*To do:* Identify all lines in the data containing the string "text". Copy them out.

(Records contained in a dataset)
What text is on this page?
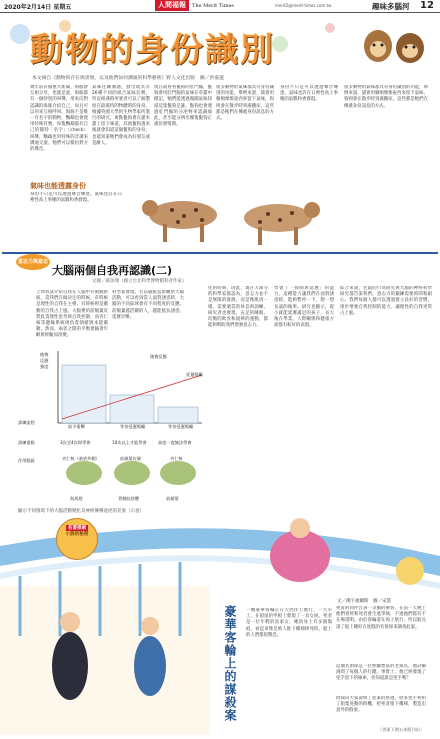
2020年2月14日 星期五	人間福報	The Merit Times	merit2@merit-times.com.tw	趣味多腦河 12
動物的身份識別
本文摘自《動物的存在與虐無，以及他們如何溝通的科學藝術》野人文化出版　圖／洪嘉運
幾年前有個重大新聞，海豚會互相分享，也就是說，海豚都有一個特別的叫聲，用來向對認識的海豚介紹自己，而且可以用來互相呼叫。海豚不是唯一有名字的動物，鸚鵡也會使用特殊符號，每隻鸚鵡都有自己的獨特「名字」（check）叫聲，鸚鵡也用特殊的音調來溝通交流，牠們可以模仿對方的聲音。
氣味往關溝通，發出既具有26種不同的組合氣味信號，所以相遇時所要者可以了解製原在最處特的物體時的身份。根據英國大學的生物學家所進行的研究，斑點鬣狗會在灌木叢上留下味道，其他鬣狗過來後就會知道這個鬣狗的身份，也能知道牠們會成為好朋友或是敵人。
現在就看看鬣狗的肛門腺，鬣狗會用肛門腺的氣味在草叢中標記，牠們能透過嗅聞氣味知道這隻鬣狗是誰。鬣狗也會透過肛門腺的分泌物來認識彼此，甚至能分辨出哪隻鬣狗正處於發情期。
很多動物的氣味都具有身份識別的功能，舉例來說，貓會用臉頰摩擦東西來留下氣味，狗則會在散步時到處撒尿，這些都是牠們在傳遞身份訊息的方式。
身份不只是可以透過聲音傳達。氣味也許在日裡性高上事她的氣數和香發現。
很多動物的氣味都具有身份識別的功能，舉例來說，貓會用臉頰摩擦東西來留下氣味，狗則會在散步時到處撒尿，這些都是牠們在傳遞身份訊息的方式。
氣味也能透露身份
身份不只是可以透過聲音傳達。氣味也許在日裡性高上事她的氣數和香發現。
意志力與意志力
大腦兩個自我再認識(二)
文圖／黃詠翔（國立台北科學博物館科普作家）
上周曾談介紹自我在人腦中有兩個系統，當我們在做決定的時候，有時候是理性的自我在主導，有時候則是衝動的自我占上風。大腦裡的前額葉皮質負責理性思考與自我控制，而杏仁核等邊緣系統則負責情緒與本能衝動。然而，兩者之間的平衡會隨著年齡與經驗而改變。
科學家發現，若以磁振造影觀察大腦活動，可以看到當人面對誘惑時，大腦的不同區域會有不同程度的反應。前額葉越活躍的人，越能抵抗誘惑，延遲享樂。
化的時刻，因此，現在大部分的科學家都認為，意志力並不是無限的資源，而是像肌肉一樣，需要適當的休息與訓練。研究者也發現，充足的睡眠、均衡的飲食和規律的運動，都能夠幫助我們增強意志力。
學會了「抑制與延遲」的能力，這種能力讓我們在面對誘惑時，能夠暫停一下，想一想長遠的後果。研究也顯示，從小就能延遲滿足的孩子，長大後在學業、人際關係和健康方面都有較好的表現。
綜合來說，老鼠的行為研究與大腦的神經科學研究都告訴我們，意志力的鍛鍊需要時間和耐心。我們每個人都可以透過建立良好的習慣，逐步增強自我控制的能力，讓理性的自我更常占上風。
後悔反應強度
後悔反應
延遲獎勵
訓練流程
訓練重點
作用腦區
給予電擊	等待延遲獎勵	等待延遲獎勵
3次至4次即學會	10次以上才能學會	高度一度無法學會
杏仁核（基底外側）	前額葉皮層	杏仁核
海馬迴	背側紋狀體	前額葉
顯示不同情境下的大腦活動變化及神經傳導途徑的差異（示意）
名著探索
小說的秘密
豪華客輪上的謀殺案
文／漢宇福爾斯　圖／宋慧
一艘豪華客輪正在大西洋上航行，一天早上，在船尾的甲板上發現了一具女屍。死者是一位年輕的富家女，她的身上有多處傷痕，看起來像是被人推下樓梯摔死的。船上的人們都很驚恐。
死者的同伴告訴一等艙的乘客，在前一天晚上他們曾經和死者發生過爭執，不過他們都有不在場證明。由於客輪還在海上航行，所以船長請了船上剛好在度假的名偵探來調查此案。
這個名偵探是一位經驗豐富的老探長，他詳細詢問了每個人的行蹤。事實上，他已經發現了兇手留下的線索，你知道誰是兇手嗎？
偵探向大家說明了犯案的經過，原來兇手利用了船隻晃動的時機，把死者推下樓梯，製造出意外的假象。
（答案下期五本版刊出）
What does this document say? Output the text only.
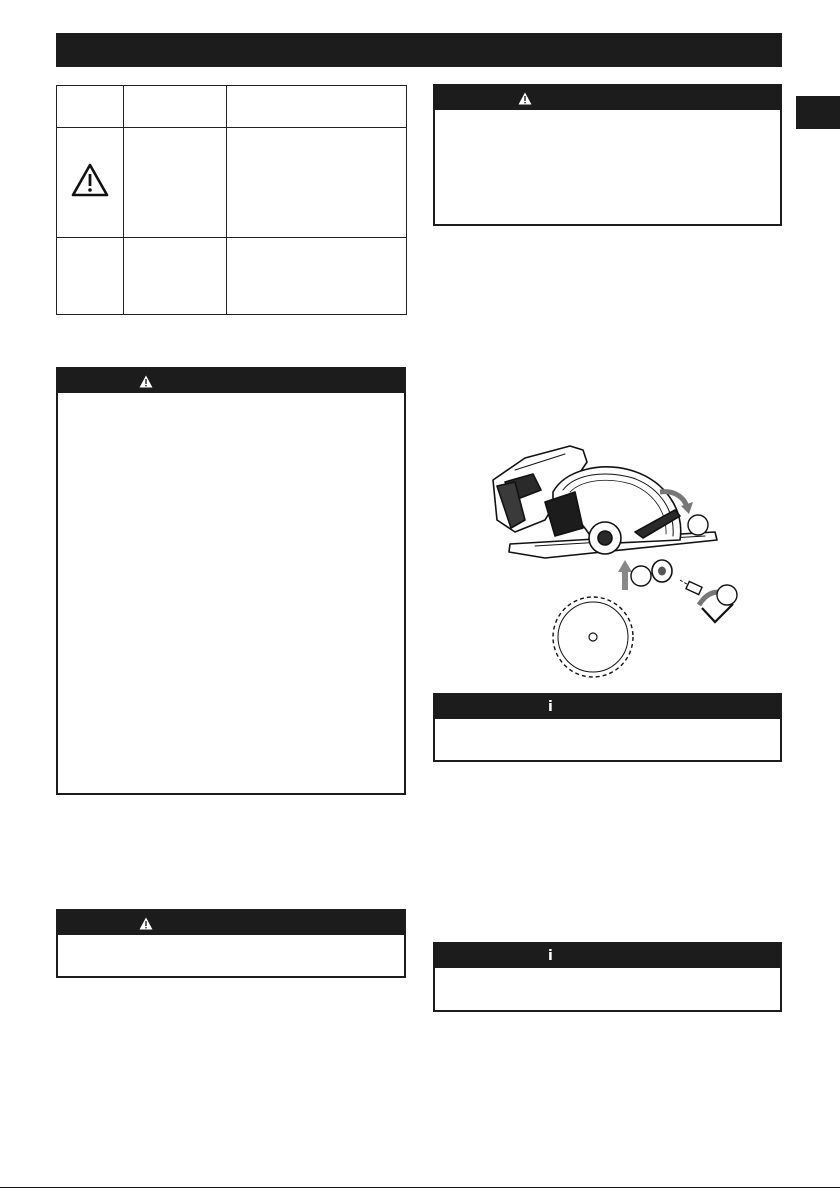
i
i
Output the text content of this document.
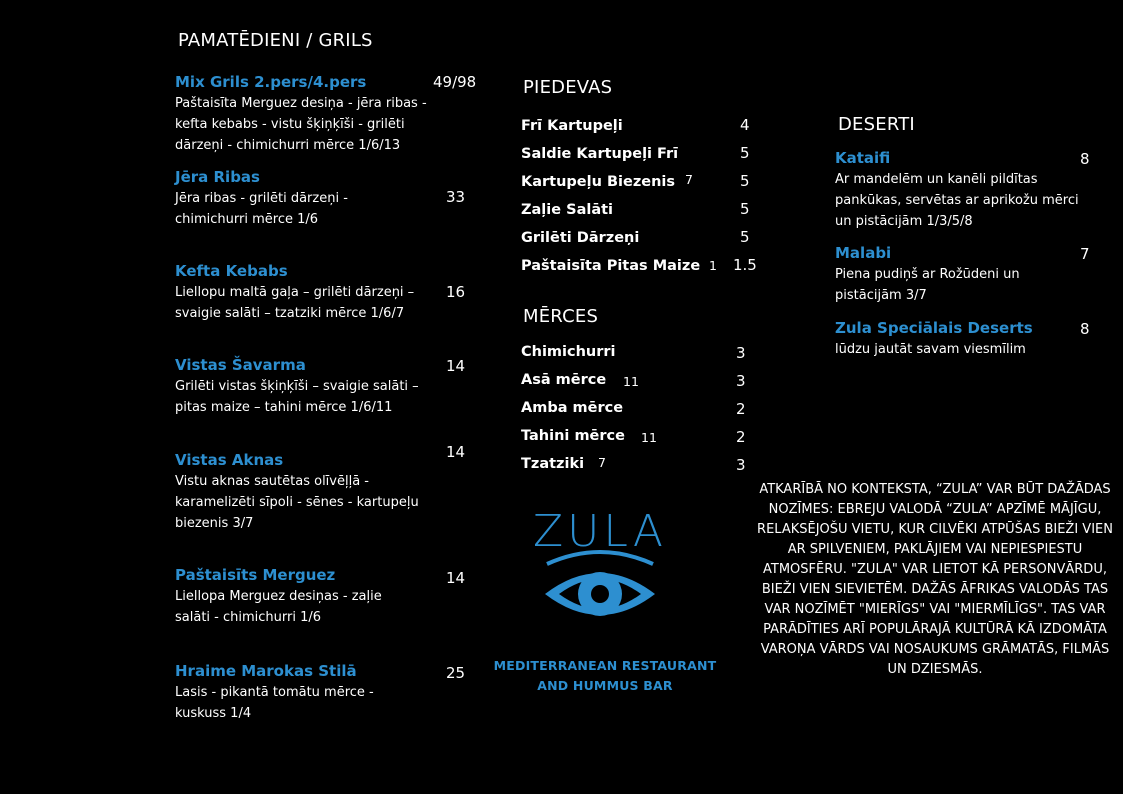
PAMATĒDIENI / GRILS
Mix Grils 2.pers/4.pers
Paštaisīta Merguez desiņa - jēra ribas - kefta kebabs - vistu šķiņķīši - grilēti dārzeņi - chimichurri mērce 1/6/13
49/98
Jēra Ribas
Jēra ribas - grilēti dārzeņi - chimichurri mērce 1/6
33
Kefta Kebabs
Liellopu maltā gaļa – grilēti dārzeņi – svaigie salāti – tzatziki mērce 1/6/7
16
Vistas Šavarma
Grilēti vistas šķiņķīši – svaigie salāti – pitas maize – tahini mērce 1/6/11
14
Vistas Aknas
Vistu aknas sautētas olīvēļļā - karamelizēti sīpoli - sēnes - kartupeļu biezenis 3/7
14
Paštaisīts Merguez
Liellopa Merguez desiņas - zaļie salāti - chimichurri 1/6
14
Hraime Marokas Stilā
Lasis - pikantā tomātu mērce - kuskuss 1/4
25
PIEDEVAS
Frī Kartupeļi	4
Saldie Kartupeļi Frī	5
Kartupeļu Biezenis 7	5
Zaļie Salāti	5
Grilēti Dārzeņi	5
Paštaisīta Pitas Maize 1 1.5
MĒRCES
Chimichurri	3
Asā mērce 11	3
Amba mērce	2
Tahini mērce 11	2
Tzatziki 7	3
ZULA
MEDITERRANEAN RESTAURANT
AND HUMMUS BAR
DESERTI
Kataifi
Ar mandelēm un kanēli pildītas pankūkas, servētas ar aprikožu mērci un pistācijām 1/3/5/8
8
Malabi
Piena pudiņš ar Rožūdeni un pistācijām 3/7
7
Zula Speciālais Deserts
lūdzu jautāt savam viesmīlim
8
ATKARĪBĀ NO KONTEKSTA, “ZULA” VAR BŪT DAŽĀDAS NOZĪMES: EBREJU VALODĀ “ZULA” APZĪMĒ MĀJĪGU, RELAKSĒJOŠU VIETU, KUR CILVĒKI ATPŪŠAS BIEŽI VIEN AR SPILVENIEM, PAKLĀJIEM VAI NEPIESPIESTU ATMOSFĒRU. "ZULA" VAR LIETOT KĀ PERSONVĀRDU, BIEŽI VIEN SIEVIETĒM. DAŽĀS ĀFRIKAS VALODĀS TAS VAR NOZĪMĒT "MIERĪGS" VAI "MIERMĪLĪGS". TAS VAR PARĀDĪTIES ARĪ POPULĀRAJĀ KULTŪRĀ KĀ IZDOMĀTA VAROŅA VĀRDS VAI NOSAUKUMS GRĀMATĀS, FILMĀS UN DZIESMĀS.
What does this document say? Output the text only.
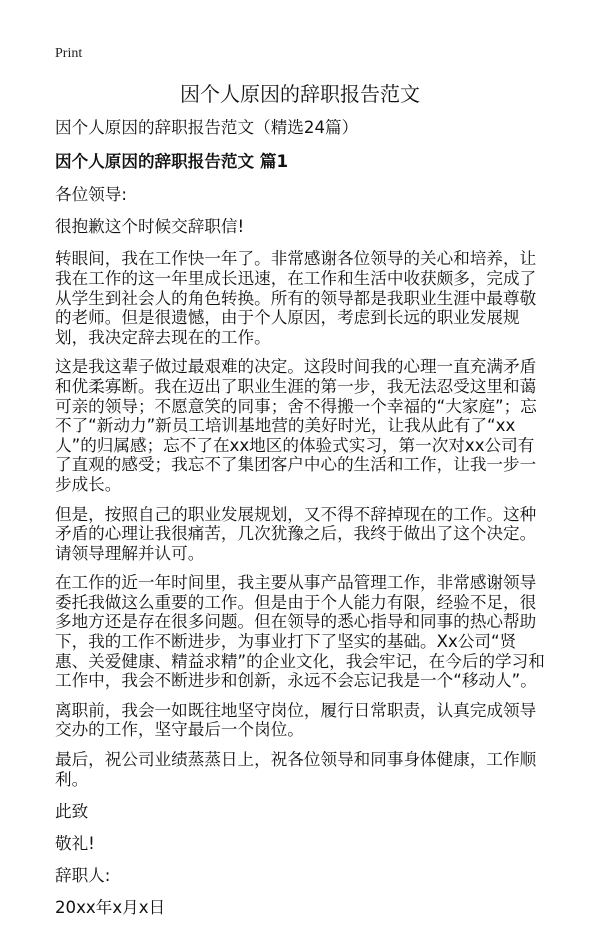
Print
因个人原因的辞职报告范文

因个人原因的辞职报告范文（精选24篇）

因个人原因的辞职报告范文 篇1

各位领导:

很抱歉这个时候交辞职信!

转眼间，我在工作快一年了。非常感谢各位领导的关心和培养，让我在工作的这一年里成长迅速，在工作和生活中收获颇多，完成了从学生到社会人的角色转换。所有的领导都是我职业生涯中最尊敬的老师。但是很遗憾，由于个人原因，考虑到长远的职业发展规划，我决定辞去现在的工作。

这是我这辈子做过最艰难的决定。这段时间我的心理一直充满矛盾和优柔寡断。我在迈出了职业生涯的第一步，我无法忍受这里和蔼可亲的领导；不愿意笑的同事；舍不得搬一个幸福的“大家庭”；忘不了“新动力”新员工培训基地营的美好时光，让我从此有了“xx人”的归属感；忘不了在xx地区的体验式实习，第一次对xx公司有了直观的感受；我忘不了集团客户中心的生活和工作，让我一步一步成长。

但是，按照自己的职业发展规划，又不得不辞掉现在的工作。这种矛盾的心理让我很痛苦，几次犹豫之后，我终于做出了这个决定。请领导理解并认可。

在工作的近一年时间里，我主要从事产品管理工作，非常感谢领导委托我做这么重要的工作。但是由于个人能力有限，经验不足，很多地方还是存在很多问题。但在领导的悉心指导和同事的热心帮助下，我的工作不断进步，为事业打下了坚实的基础。Xx公司“贤惠、关爱健康、精益求精”的企业文化，我会牢记，在今后的学习和工作中，我会不断进步和创新，永远不会忘记我是一个“移动人”。

离职前，我会一如既往地坚守岗位，履行日常职责，认真完成领导交办的工作，坚守最后一个岗位。

最后，祝公司业绩蒸蒸日上，祝各位领导和同事身体健康，工作顺利。

此致

敬礼!

辞职人:

20xx年x月x日
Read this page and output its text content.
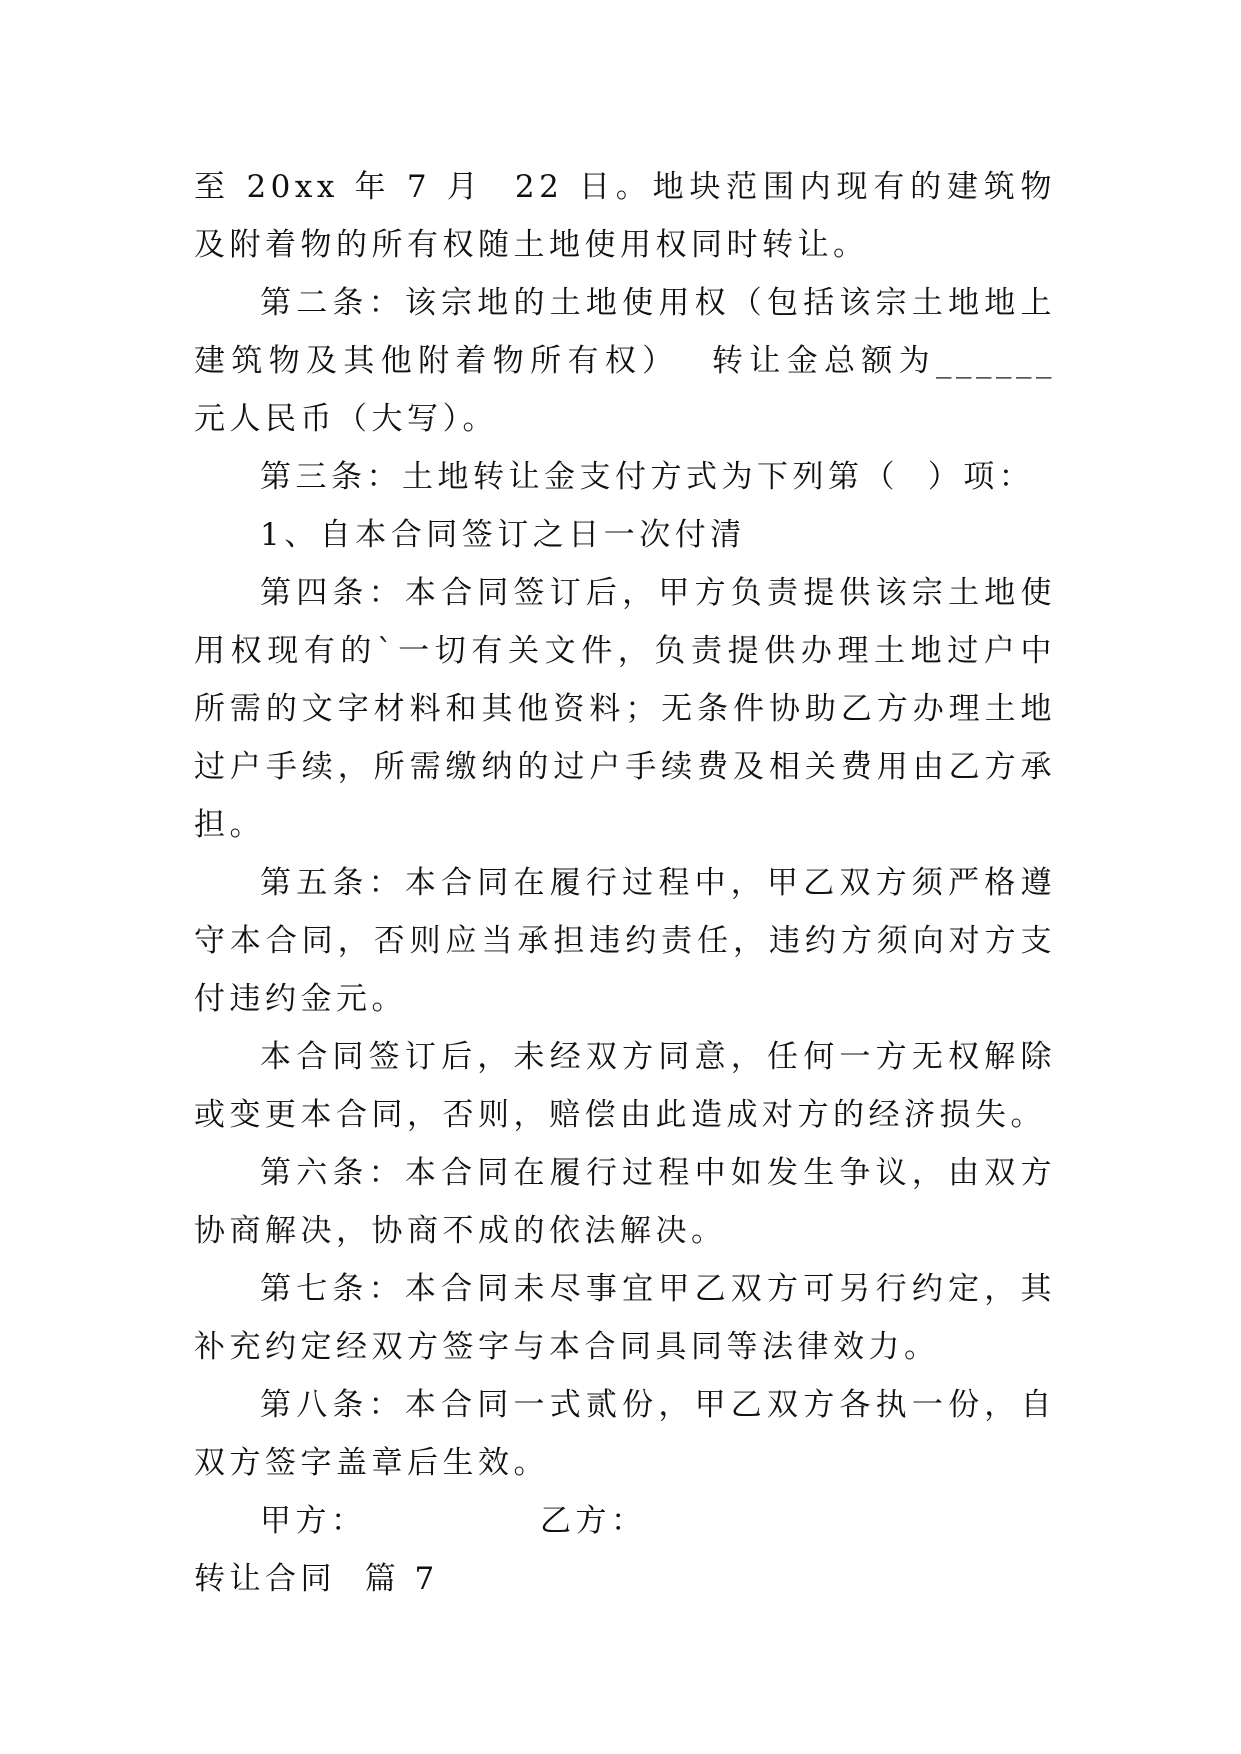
至 20xx 年 7 月  22 日。地块范围内现有的建筑物及附着物的所有权随土地使用权同时转让。

第二条：该宗地的土地使用权（包括该宗土地地上建筑物及其他附着物所有权）  转让金总额为______  元人民币（大写）。

第三条：土地转让金支付方式为下列第（  ）项：

1、自本合同签订之日一次付清

第四条：本合同签订后，甲方负责提供该宗土地使用权现有的`一切有关文件，负责提供办理土地过户中所需的文字材料和其他资料；无条件协助乙方办理土地过户手续，所需缴纳的过户手续费及相关费用由乙方承担。

第五条：本合同在履行过程中，甲乙双方须严格遵守本合同，否则应当承担违约责任，违约方须向对方支付违约金元。

本合同签订后，未经双方同意，任何一方无权解除或变更本合同，否则，赔偿由此造成对方的经济损失。

第六条：本合同在履行过程中如发生争议，由双方协商解决，协商不成的依法解决。

第七条：本合同未尽事宜甲乙双方可另行约定，其补充约定经双方签字与本合同具同等法律效力。

第八条：本合同一式贰份，甲乙双方各执一份，自双方签字盖章后生效。

甲方：	乙方：

转让合同  篇 7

*Written response:*
What text is on this page?
What does this document say? Output the text only.
Output the text content of this document.
What does this document say? Output the text only.
Read this page and output its text content.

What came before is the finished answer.